REQUIRED WORK
Each line of the listing must be transcribed exactly, except for the images, which should be excluded.

MATERIAL TO PROCESS
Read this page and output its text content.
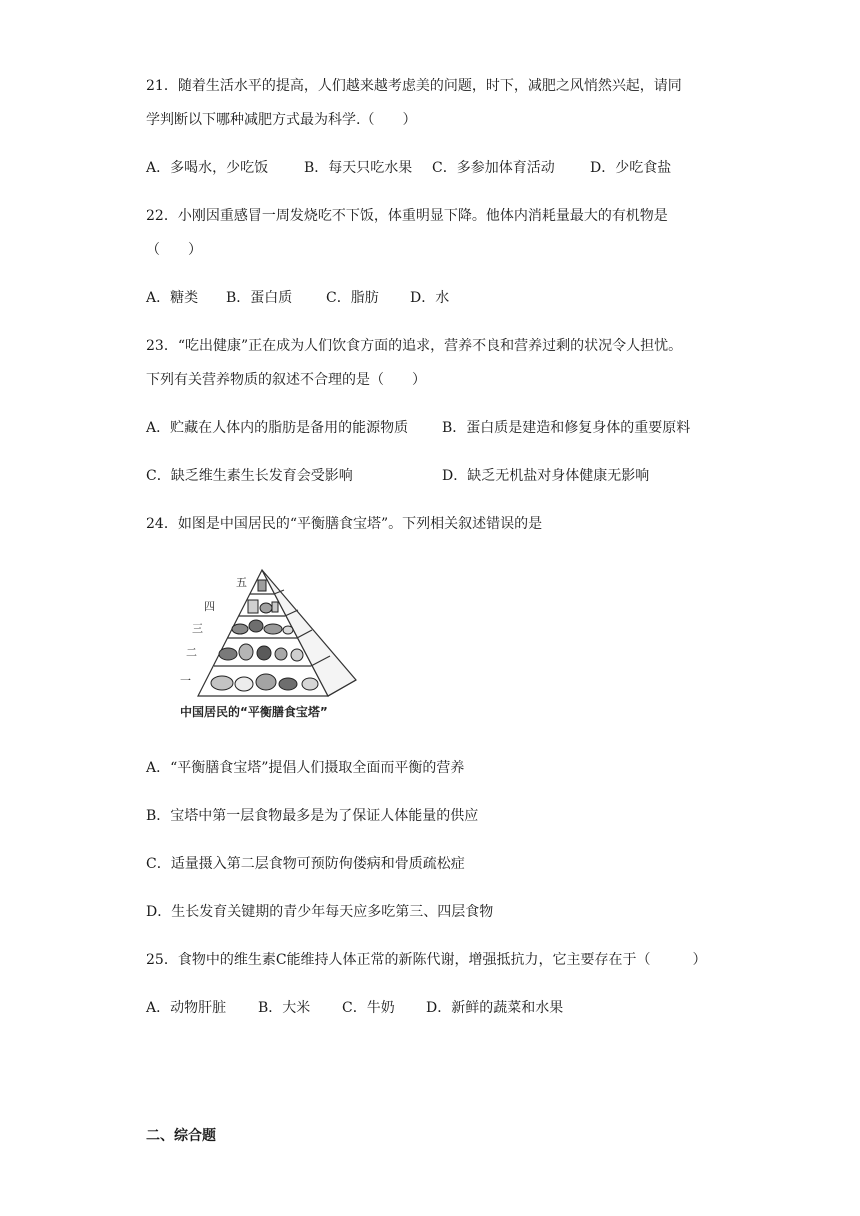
21．随着生活水平的提高，人们越来越考虑美的问题，时下，减肥之风悄然兴起，请同
学判断以下哪种减肥方式最为科学.（　　）
A．多喝水，少吃饭	B．每天只吃水果 C．多参加体育活动	D．少吃食盐
22．小刚因重感冒一周发烧吃不下饭，体重明显下降。他体内消耗量最大的有机物是
（　　）
A．糖类 B．蛋白质 C．脂肪 D．水
23．“吃出健康”正在成为人们饮食方面的追求，营养不良和营养过剩的状况令人担忧。
下列有关营养物质的叙述不合理的是（　　）
A．贮藏在人体内的脂肪是备用的能源物质 B．蛋白质是建造和修复身体的重要原料
C．缺乏维生素生长发育会受影响	D．缺乏无机盐对身体健康无影响
24．如图是中国居民的“平衡膳食宝塔”。下列相关叙述错误的是
五
四
三
二
一
中国居民的“平衡膳食宝塔”
A．“平衡膳食宝塔”提倡人们摄取全面而平衡的营养
B．宝塔中第一层食物最多是为了保证人体能量的供应
C．适量摄入第二层食物可预防佝偻病和骨质疏松症
D．生长发育关键期的青少年每天应多吃第三、四层食物
25．食物中的维生素C能维持人体正常的新陈代谢，增强抵抗力，它主要存在于（　　　）
A．动物肝脏 B．大米 C．牛奶 D．新鲜的蔬菜和水果
二、综合题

OUTPUT FOR THIS TASK
Read this page and output its text content.
21．随着生活水平的提高，人们越来越考虑美的问题，时下，减肥之风悄然兴起，请同
学判断以下哪种减肥方式最为科学.（　　）
A．多喝水，少吃饭	B．每天只吃水果 C．多参加体育活动	D．少吃食盐
22．小刚因重感冒一周发烧吃不下饭，体重明显下降。他体内消耗量最大的有机物是
（　　）
A．糖类 B．蛋白质 C．脂肪 D．水
23．“吃出健康”正在成为人们饮食方面的追求，营养不良和营养过剩的状况令人担忧。
下列有关营养物质的叙述不合理的是（　　）
A．贮藏在人体内的脂肪是备用的能源物质 B．蛋白质是建造和修复身体的重要原料
C．缺乏维生素生长发育会受影响	D．缺乏无机盐对身体健康无影响
24．如图是中国居民的“平衡膳食宝塔”。下列相关叙述错误的是
五
四
三
二
一
中国居民的“平衡膳食宝塔”
A．“平衡膳食宝塔”提倡人们摄取全面而平衡的营养
B．宝塔中第一层食物最多是为了保证人体能量的供应
C．适量摄入第二层食物可预防佝偻病和骨质疏松症
D．生长发育关键期的青少年每天应多吃第三、四层食物
25．食物中的维生素C能维持人体正常的新陈代谢，增强抵抗力，它主要存在于（　　　）
A．动物肝脏 B．大米 C．牛奶 D．新鲜的蔬菜和水果
二、综合题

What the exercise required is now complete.